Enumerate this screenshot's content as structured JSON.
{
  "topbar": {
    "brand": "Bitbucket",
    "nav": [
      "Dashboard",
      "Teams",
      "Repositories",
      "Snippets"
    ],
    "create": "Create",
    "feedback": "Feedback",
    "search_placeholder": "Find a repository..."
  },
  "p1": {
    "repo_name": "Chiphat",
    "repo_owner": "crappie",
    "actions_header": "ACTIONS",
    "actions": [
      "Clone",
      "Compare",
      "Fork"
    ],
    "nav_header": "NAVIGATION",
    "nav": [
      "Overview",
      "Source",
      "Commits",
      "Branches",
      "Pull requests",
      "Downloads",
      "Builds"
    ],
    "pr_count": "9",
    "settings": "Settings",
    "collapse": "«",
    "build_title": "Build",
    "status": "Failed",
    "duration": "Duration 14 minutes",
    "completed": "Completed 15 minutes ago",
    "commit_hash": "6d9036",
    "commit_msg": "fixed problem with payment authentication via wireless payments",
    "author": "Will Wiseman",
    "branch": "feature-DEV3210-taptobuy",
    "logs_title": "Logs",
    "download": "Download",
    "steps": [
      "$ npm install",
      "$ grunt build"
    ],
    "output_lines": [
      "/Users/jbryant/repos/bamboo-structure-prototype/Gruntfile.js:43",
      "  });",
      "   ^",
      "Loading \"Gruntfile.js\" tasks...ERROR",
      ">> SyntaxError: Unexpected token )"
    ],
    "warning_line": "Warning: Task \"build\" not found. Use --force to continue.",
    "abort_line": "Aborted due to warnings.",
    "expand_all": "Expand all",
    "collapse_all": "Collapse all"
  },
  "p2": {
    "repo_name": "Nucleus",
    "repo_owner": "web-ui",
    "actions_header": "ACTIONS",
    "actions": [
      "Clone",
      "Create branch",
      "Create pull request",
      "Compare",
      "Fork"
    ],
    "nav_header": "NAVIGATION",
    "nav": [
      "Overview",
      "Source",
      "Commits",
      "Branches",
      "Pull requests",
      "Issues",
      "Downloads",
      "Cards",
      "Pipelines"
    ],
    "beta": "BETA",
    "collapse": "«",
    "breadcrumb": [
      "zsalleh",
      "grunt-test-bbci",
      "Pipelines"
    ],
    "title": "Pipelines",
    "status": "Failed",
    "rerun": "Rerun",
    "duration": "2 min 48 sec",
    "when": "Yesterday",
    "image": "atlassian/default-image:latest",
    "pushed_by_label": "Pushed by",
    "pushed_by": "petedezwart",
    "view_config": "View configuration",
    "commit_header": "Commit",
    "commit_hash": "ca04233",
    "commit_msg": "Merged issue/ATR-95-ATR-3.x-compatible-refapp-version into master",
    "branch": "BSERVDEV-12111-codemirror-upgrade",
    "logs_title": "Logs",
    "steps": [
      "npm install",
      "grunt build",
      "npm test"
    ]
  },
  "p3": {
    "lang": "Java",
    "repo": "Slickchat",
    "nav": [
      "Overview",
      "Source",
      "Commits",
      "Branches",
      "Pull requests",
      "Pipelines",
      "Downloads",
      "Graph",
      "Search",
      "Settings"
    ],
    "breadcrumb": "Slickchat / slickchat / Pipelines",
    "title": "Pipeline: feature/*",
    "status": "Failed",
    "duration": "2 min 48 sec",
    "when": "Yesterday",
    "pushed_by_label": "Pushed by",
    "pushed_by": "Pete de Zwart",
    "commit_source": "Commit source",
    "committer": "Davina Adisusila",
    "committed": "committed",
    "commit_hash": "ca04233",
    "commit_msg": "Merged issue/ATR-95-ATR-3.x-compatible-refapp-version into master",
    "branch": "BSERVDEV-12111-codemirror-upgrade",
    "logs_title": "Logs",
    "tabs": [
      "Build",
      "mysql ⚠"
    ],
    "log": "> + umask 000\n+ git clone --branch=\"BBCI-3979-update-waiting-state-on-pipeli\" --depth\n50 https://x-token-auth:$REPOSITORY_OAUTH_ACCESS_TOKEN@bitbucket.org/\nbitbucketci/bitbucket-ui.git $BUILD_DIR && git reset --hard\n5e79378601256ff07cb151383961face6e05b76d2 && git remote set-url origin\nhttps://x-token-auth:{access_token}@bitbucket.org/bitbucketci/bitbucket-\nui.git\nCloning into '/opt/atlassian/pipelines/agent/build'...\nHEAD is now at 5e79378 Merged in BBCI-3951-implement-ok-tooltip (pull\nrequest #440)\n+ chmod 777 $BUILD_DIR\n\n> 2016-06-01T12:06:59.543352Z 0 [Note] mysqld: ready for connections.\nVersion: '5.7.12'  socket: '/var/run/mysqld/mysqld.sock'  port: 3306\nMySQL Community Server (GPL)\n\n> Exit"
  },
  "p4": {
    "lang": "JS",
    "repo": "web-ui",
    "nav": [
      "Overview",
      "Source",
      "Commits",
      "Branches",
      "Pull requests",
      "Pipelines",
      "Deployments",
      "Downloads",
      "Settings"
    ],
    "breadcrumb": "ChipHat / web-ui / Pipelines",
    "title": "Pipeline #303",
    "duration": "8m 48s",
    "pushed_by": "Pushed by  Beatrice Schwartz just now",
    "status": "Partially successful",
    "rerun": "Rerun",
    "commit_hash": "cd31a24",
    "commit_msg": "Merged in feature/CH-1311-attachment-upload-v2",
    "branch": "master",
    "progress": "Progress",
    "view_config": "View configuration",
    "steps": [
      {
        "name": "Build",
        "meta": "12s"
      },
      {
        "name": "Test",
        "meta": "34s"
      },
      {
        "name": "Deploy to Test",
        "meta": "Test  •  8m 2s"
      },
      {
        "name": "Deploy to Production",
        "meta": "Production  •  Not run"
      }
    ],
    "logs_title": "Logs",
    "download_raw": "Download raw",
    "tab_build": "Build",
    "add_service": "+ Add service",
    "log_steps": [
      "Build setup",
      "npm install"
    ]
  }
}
•••
## Given request
Output the records verbatim, from the first line to the last.

## Exercise answer
Enumerate this screenshot's content as structured JSON.
{
  "topbar": {
    "brand": "Bitbucket",
    "nav": [
      "Dashboard",
      "Teams",
      "Repositories",
      "Snippets"
    ],
    "create": "Create",
    "feedback": "Feedback",
    "search_placeholder": "Find a repository..."
  },
  "p1": {
    "repo_name": "Chiphat",
    "repo_owner": "crappie",
    "actions_header": "ACTIONS",
    "actions": [
      "Clone",
      "Compare",
      "Fork"
    ],
    "nav_header": "NAVIGATION",
    "nav": [
      "Overview",
      "Source",
      "Commits",
      "Branches",
      "Pull requests",
      "Downloads",
      "Builds"
    ],
    "pr_count": "9",
    "settings": "Settings",
    "collapse": "«",
    "build_title": "Build",
    "status": "Failed",
    "duration": "Duration 14 minutes",
    "completed": "Completed 15 minutes ago",
    "commit_hash": "6d9036",
    "commit_msg": "fixed problem with payment authentication via wireless payments",
    "author": "Will Wiseman",
    "branch": "feature-DEV3210-taptobuy",
    "logs_title": "Logs",
    "download": "Download",
    "steps": [
      "$ npm install",
      "$ grunt build"
    ],
    "output_lines": [
      "/Users/jbryant/repos/bamboo-structure-prototype/Gruntfile.js:43",
      "  });",
      "   ^",
      "Loading \"Gruntfile.js\" tasks...ERROR",
      ">> SyntaxError: Unexpected token )"
    ],
    "warning_line": "Warning: Task \"build\" not found. Use --force to continue.",
    "abort_line": "Aborted due to warnings.",
    "expand_all": "Expand all",
    "collapse_all": "Collapse all"
  },
  "p2": {
    "repo_name": "Nucleus",
    "repo_owner": "web-ui",
    "actions_header": "ACTIONS",
    "actions": [
      "Clone",
      "Create branch",
      "Create pull request",
      "Compare",
      "Fork"
    ],
    "nav_header": "NAVIGATION",
    "nav": [
      "Overview",
      "Source",
      "Commits",
      "Branches",
      "Pull requests",
      "Issues",
      "Downloads",
      "Cards",
      "Pipelines"
    ],
    "beta": "BETA",
    "collapse": "«",
    "breadcrumb": [
      "zsalleh",
      "grunt-test-bbci",
      "Pipelines"
    ],
    "title": "Pipelines",
    "status": "Failed",
    "rerun": "Rerun",
    "duration": "2 min 48 sec",
    "when": "Yesterday",
    "image": "atlassian/default-image:latest",
    "pushed_by_label": "Pushed by",
    "pushed_by": "petedezwart",
    "view_config": "View configuration",
    "commit_header": "Commit",
    "commit_hash": "ca04233",
    "commit_msg": "Merged issue/ATR-95-ATR-3.x-compatible-refapp-version into master",
    "branch": "BSERVDEV-12111-codemirror-upgrade",
    "logs_title": "Logs",
    "steps": [
      "npm install",
      "grunt build",
      "npm test"
    ]
  },
  "p3": {
    "lang": "Java",
    "repo": "Slickchat",
    "nav": [
      "Overview",
      "Source",
      "Commits",
      "Branches",
      "Pull requests",
      "Pipelines",
      "Downloads",
      "Graph",
      "Search",
      "Settings"
    ],
    "breadcrumb": "Slickchat / slickchat / Pipelines",
    "title": "Pipeline: feature/*",
    "status": "Failed",
    "duration": "2 min 48 sec",
    "when": "Yesterday",
    "pushed_by_label": "Pushed by",
    "pushed_by": "Pete de Zwart",
    "commit_source": "Commit source",
    "committer": "Davina Adisusila",
    "committed": "committed",
    "commit_hash": "ca04233",
    "commit_msg": "Merged issue/ATR-95-ATR-3.x-compatible-refapp-version into master",
    "branch": "BSERVDEV-12111-codemirror-upgrade",
    "logs_title": "Logs",
    "tabs": [
      "Build",
      "mysql ⚠"
    ],
    "log": "> + umask 000\n+ git clone --branch=\"BBCI-3979-update-waiting-state-on-pipeli\" --depth\n50 https://x-token-auth:$REPOSITORY_OAUTH_ACCESS_TOKEN@bitbucket.org/\nbitbucketci/bitbucket-ui.git $BUILD_DIR && git reset --hard\n5e79378601256ff07cb151383961face6e05b76d2 && git remote set-url origin\nhttps://x-token-auth:{access_token}@bitbucket.org/bitbucketci/bitbucket-\nui.git\nCloning into '/opt/atlassian/pipelines/agent/build'...\nHEAD is now at 5e79378 Merged in BBCI-3951-implement-ok-tooltip (pull\nrequest #440)\n+ chmod 777 $BUILD_DIR\n\n> 2016-06-01T12:06:59.543352Z 0 [Note] mysqld: ready for connections.\nVersion: '5.7.12'  socket: '/var/run/mysqld/mysqld.sock'  port: 3306\nMySQL Community Server (GPL)\n\n> Exit"
  },
  "p4": {
    "lang": "JS",
    "repo": "web-ui",
    "nav": [
      "Overview",
      "Source",
      "Commits",
      "Branches",
      "Pull requests",
      "Pipelines",
      "Deployments",
      "Downloads",
      "Settings"
    ],
    "breadcrumb": "ChipHat / web-ui / Pipelines",
    "title": "Pipeline #303",
    "duration": "8m 48s",
    "pushed_by": "Pushed by  Beatrice Schwartz just now",
    "status": "Partially successful",
    "rerun": "Rerun",
    "commit_hash": "cd31a24",
    "commit_msg": "Merged in feature/CH-1311-attachment-upload-v2",
    "branch": "master",
    "progress": "Progress",
    "view_config": "View configuration",
    "steps": [
      {
        "name": "Build",
        "meta": "12s"
      },
      {
        "name": "Test",
        "meta": "34s"
      },
      {
        "name": "Deploy to Test",
        "meta": "Test  •  8m 2s"
      },
      {
        "name": "Deploy to Production",
        "meta": "Production  •  Not run"
      }
    ],
    "logs_title": "Logs",
    "download_raw": "Download raw",
    "tab_build": "Build",
    "add_service": "+ Add service",
    "log_steps": [
      "Build setup",
      "npm install"
    ]
  }
}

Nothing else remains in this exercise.